Data records:

============

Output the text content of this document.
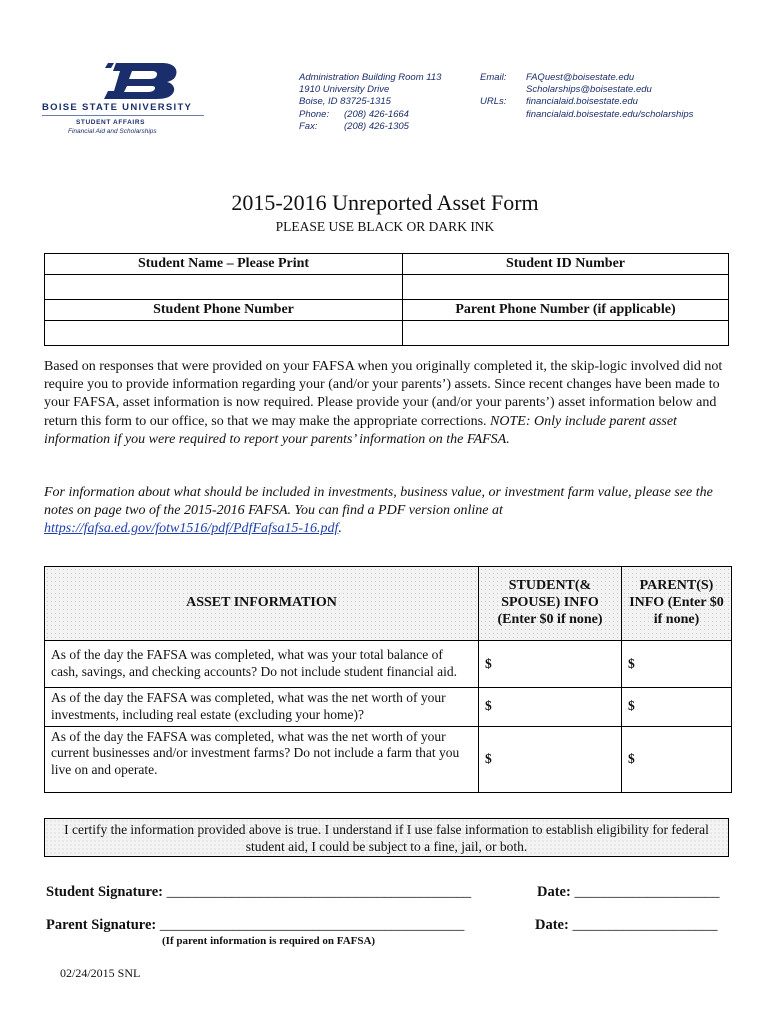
BOISE STATE UNIVERSITY
STUDENT AFFAIRS
Financial Aid and Scholarships
Administration Building Room 113
1910 University Drive
Boise, ID 83725-1315
Phone: (208) 426-1664
Fax:	(208) 426-1305
Email: FAQuest@boisestate.edu
Scholarships@boisestate.edu
URLs: financialaid.boisestate.edu
financialaid.boisestate.edu/scholarships
2015-2016 Unreported Asset Form
PLEASE USE BLACK OR DARK INK
Student Name – Please Print	Student ID Number

Student Phone Number	Parent Phone Number (if applicable)

Based on responses that were provided on your FAFSA when you originally completed it, the skip-logic involved did not require you to provide information regarding your (and/or your parents’) assets. Since recent changes have been made to your FAFSA, asset information is now required. Please provide your (and/or your parents’) asset information below and return this form to our office, so that we may make the appropriate corrections. NOTE: Only include parent asset information if you were required to report your parents’ information on the FAFSA.
For information about what should be included in investments, business value, or investment farm value, please see the notes on page two of the 2015-2016 FAFSA. You can find a PDF version online at https://fafsa.ed.gov/fotw1516/pdf/PdfFafsa15-16.pdf.
ASSET INFORMATION	STUDENT(& SPOUSE) INFO (Enter $0 if none)	PARENT(S) INFO (Enter $0 if none)
As of the day the FAFSA was completed, what was your total balance of cash, savings, and checking accounts? Do not include student financial aid.	$	$
As of the day the FAFSA was completed, what was the net worth of your investments, including real estate (excluding your home)?	$	$
As of the day the FAFSA was completed, what was the net worth of your current businesses and/or investment farms? Do not include a farm that you live on and operate.	$	$
I certify the information provided above is true. I understand if I use false information to establish eligibility for federal student aid, I could be subject to a fine, jail, or both.
Student Signature: __________________________________________	Date: ____________________
Parent Signature: __________________________________________	Date: ____________________
(If parent information is required on FAFSA)
02/24/2015 SNL
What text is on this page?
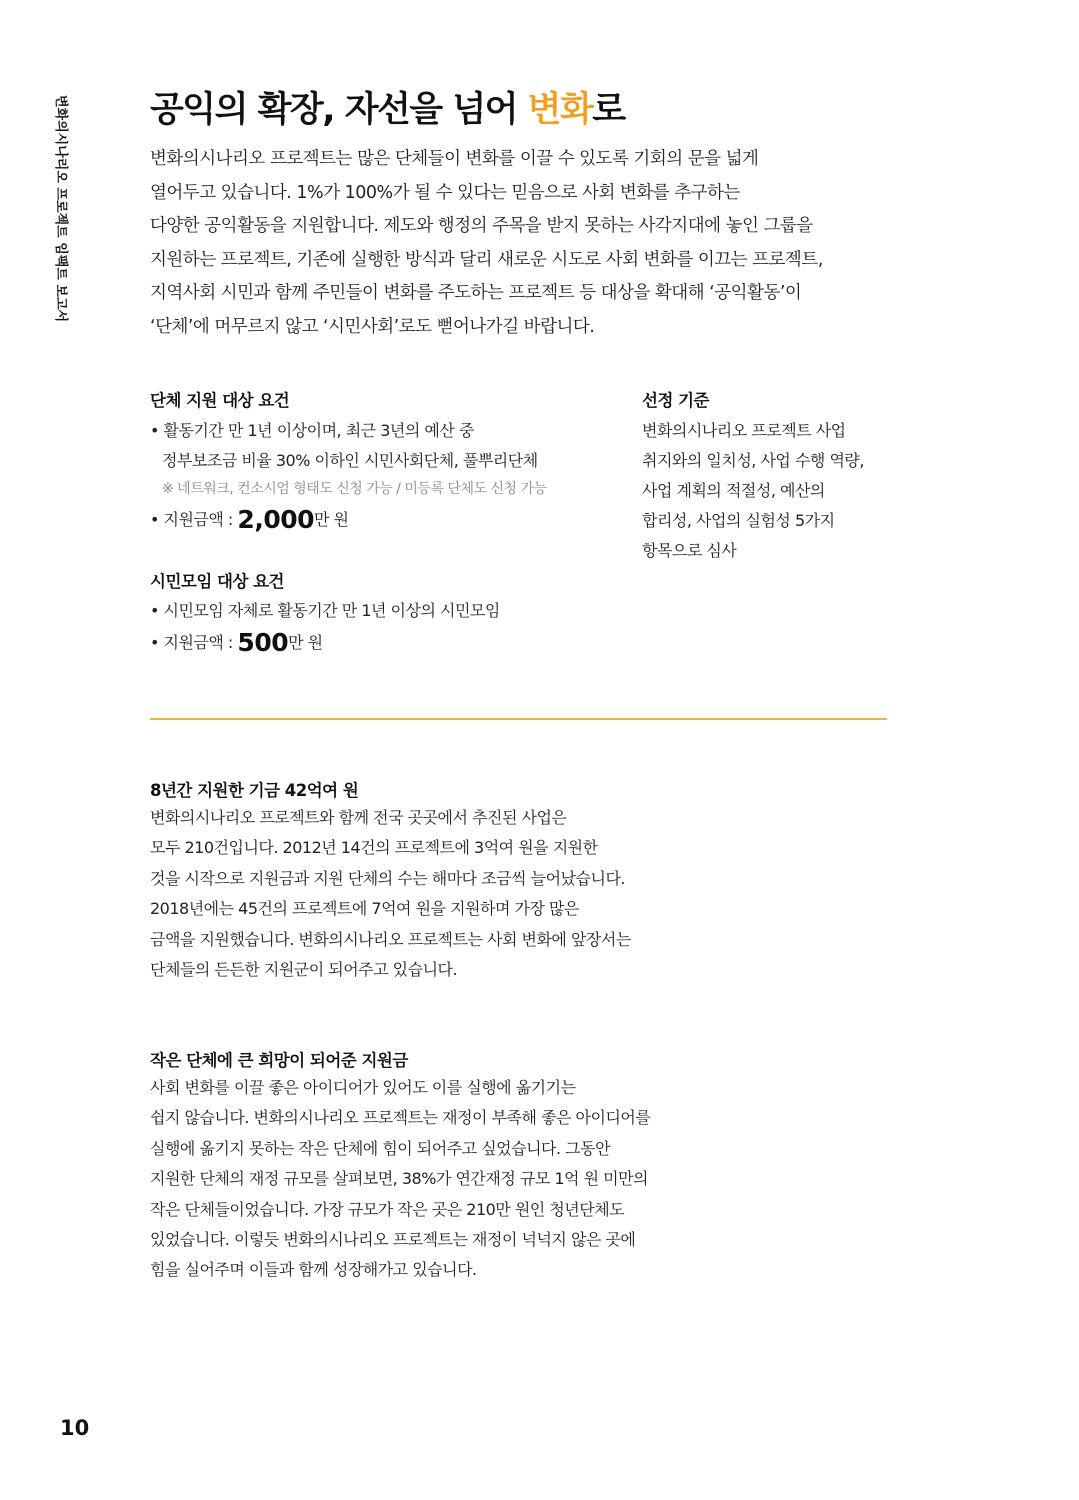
변화의시나리오 프로젝트 임팩트 보고서 공익의 확장, 자선을 넘어 변화로
변화의시나리오 프로젝트는 많은 단체들이 변화를 이끌 수 있도록 기회의 문을 넓게
열어두고 있습니다. 1%가 100%가 될 수 있다는 믿음으로 사회 변화를 추구하는
다양한 공익활동을 지원합니다. 제도와 행정의 주목을 받지 못하는 사각지대에 놓인 그룹을
지원하는 프로젝트, 기존에 실행한 방식과 달리 새로운 시도로 사회 변화를 이끄는 프로젝트,
지역사회 시민과 함께 주민들이 변화를 주도하는 프로젝트 등 대상을 확대해 ‘공익활동’이
‘단체’에 머무르지 않고 ‘시민사회’로도 뻗어나가길 바랍니다.
단체 지원 대상 요건
• 활동기간 만 1년 이상이며, 최근 3년의 예산 중
정부보조금 비율 30% 이하인 시민사회단체, 풀뿌리단체
※ 네트워크, 컨소시엄 형태도 신청 가능 / 미등록 단체도 신청 가능
• 지원금액 : 2,000만 원
시민모임 대상 요건
• 시민모임 자체로 활동기간 만 1년 이상의 시민모임
• 지원금액 : 500만 원
선정 기준
변화의시나리오 프로젝트 사업
취지와의 일치성, 사업 수행 역량,
사업 계획의 적절성, 예산의
합리성, 사업의 실험성 5가지
항목으로 심사
8년간 지원한 기금 42억여 원
변화의시나리오 프로젝트와 함께 전국 곳곳에서 추진된 사업은
모두 210건입니다. 2012년 14건의 프로젝트에 3억여 원을 지원한
것을 시작으로 지원금과 지원 단체의 수는 해마다 조금씩 늘어났습니다.
2018년에는 45건의 프로젝트에 7억여 원을 지원하며 가장 많은
금액을 지원했습니다. 변화의시나리오 프로젝트는 사회 변화에 앞장서는
단체들의 든든한 지원군이 되어주고 있습니다.
작은 단체에 큰 희망이 되어준 지원금
사회 변화를 이끌 좋은 아이디어가 있어도 이를 실행에 옮기기는
쉽지 않습니다. 변화의시나리오 프로젝트는 재정이 부족해 좋은 아이디어를
실행에 옮기지 못하는 작은 단체에 힘이 되어주고 싶었습니다. 그동안
지원한 단체의 재정 규모를 살펴보면, 38%가 연간재정 규모 1억 원 미만의
작은 단체들이었습니다. 가장 규모가 작은 곳은 210만 원인 청년단체도
있었습니다. 이렇듯 변화의시나리오 프로젝트는 재정이 넉넉지 않은 곳에
힘을 실어주며 이들과 함께 성장해가고 있습니다.
10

============

* _EXERCISE TASK_
Except for the pictures, reproduce every line exactly.

* _REPLY TO THE TASK_
Output the text content of this document.
BOISE STATE UNIVERSITY
STUDENT AFFAIRS
Financial Aid and Scholarships
Administration Building Room 113
1910 University Drive
Boise, ID 83725-1315
Phone: (208) 426-1664
Fax:	(208) 426-1305
Email: FAQuest@boisestate.edu
Scholarships@boisestate.edu
URLs: financialaid.boisestate.edu
financialaid.boisestate.edu/scholarships
2015-2016 Unreported Asset Form
PLEASE USE BLACK OR DARK INK
Student Name – Please Print	Student ID Number

Student Phone Number	Parent Phone Number (if applicable)

Based on responses that were provided on your FAFSA when you originally completed it, the skip-logic involved did not require you to provide information regarding your (and/or your parents’) assets. Since recent changes have been made to your FAFSA, asset information is now required. Please provide your (and/or your parents’) asset information below and return this form to our office, so that we may make the appropriate corrections. NOTE: Only include parent asset information if you were required to report your parents’ information on the FAFSA.
For information about what should be included in investments, business value, or investment farm value, please see the notes on page two of the 2015-2016 FAFSA. You can find a PDF version online at https://fafsa.ed.gov/fotw1516/pdf/PdfFafsa15-16.pdf.
ASSET INFORMATION	STUDENT(& SPOUSE) INFO (Enter $0 if none)	PARENT(S) INFO (Enter $0 if none)
As of the day the FAFSA was completed, what was your total balance of cash, savings, and checking accounts? Do not include student financial aid.	$	$
As of the day the FAFSA was completed, what was the net worth of your investments, including real estate (excluding your home)?	$	$
As of the day the FAFSA was completed, what was the net worth of your current businesses and/or investment farms? Do not include a farm that you live on and operate.	$	$
I certify the information provided above is true. I understand if I use false information to establish eligibility for federal student aid, I could be subject to a fine, jail, or both.
Student Signature: __________________________________________	Date: ____________________
Parent Signature: __________________________________________	Date: ____________________
(If parent information is required on FAFSA)
02/24/2015 SNL
What text is on this page?
변화의시나리오 프로젝트 임팩트 보고서 공익의 확장, 자선을 넘어 변화로
변화의시나리오 프로젝트는 많은 단체들이 변화를 이끌 수 있도록 기회의 문을 넓게
열어두고 있습니다. 1%가 100%가 될 수 있다는 믿음으로 사회 변화를 추구하는
다양한 공익활동을 지원합니다. 제도와 행정의 주목을 받지 못하는 사각지대에 놓인 그룹을
지원하는 프로젝트, 기존에 실행한 방식과 달리 새로운 시도로 사회 변화를 이끄는 프로젝트,
지역사회 시민과 함께 주민들이 변화를 주도하는 프로젝트 등 대상을 확대해 ‘공익활동’이
‘단체’에 머무르지 않고 ‘시민사회’로도 뻗어나가길 바랍니다.
단체 지원 대상 요건
• 활동기간 만 1년 이상이며, 최근 3년의 예산 중
정부보조금 비율 30% 이하인 시민사회단체, 풀뿌리단체
※ 네트워크, 컨소시엄 형태도 신청 가능 / 미등록 단체도 신청 가능
• 지원금액 : 2,000만 원
시민모임 대상 요건
• 시민모임 자체로 활동기간 만 1년 이상의 시민모임
• 지원금액 : 500만 원
선정 기준
변화의시나리오 프로젝트 사업
취지와의 일치성, 사업 수행 역량,
사업 계획의 적절성, 예산의
합리성, 사업의 실험성 5가지
항목으로 심사
8년간 지원한 기금 42억여 원
변화의시나리오 프로젝트와 함께 전국 곳곳에서 추진된 사업은
모두 210건입니다. 2012년 14건의 프로젝트에 3억여 원을 지원한
것을 시작으로 지원금과 지원 단체의 수는 해마다 조금씩 늘어났습니다.
2018년에는 45건의 프로젝트에 7억여 원을 지원하며 가장 많은
금액을 지원했습니다. 변화의시나리오 프로젝트는 사회 변화에 앞장서는
단체들의 든든한 지원군이 되어주고 있습니다.
작은 단체에 큰 희망이 되어준 지원금
사회 변화를 이끌 좋은 아이디어가 있어도 이를 실행에 옮기기는
쉽지 않습니다. 변화의시나리오 프로젝트는 재정이 부족해 좋은 아이디어를
실행에 옮기지 못하는 작은 단체에 힘이 되어주고 싶었습니다. 그동안
지원한 단체의 재정 규모를 살펴보면, 38%가 연간재정 규모 1억 원 미만의
작은 단체들이었습니다. 가장 규모가 작은 곳은 210만 원인 청년단체도
있었습니다. 이렇듯 변화의시나리오 프로젝트는 재정이 넉넉지 않은 곳에
힘을 실어주며 이들과 함께 성장해가고 있습니다.
10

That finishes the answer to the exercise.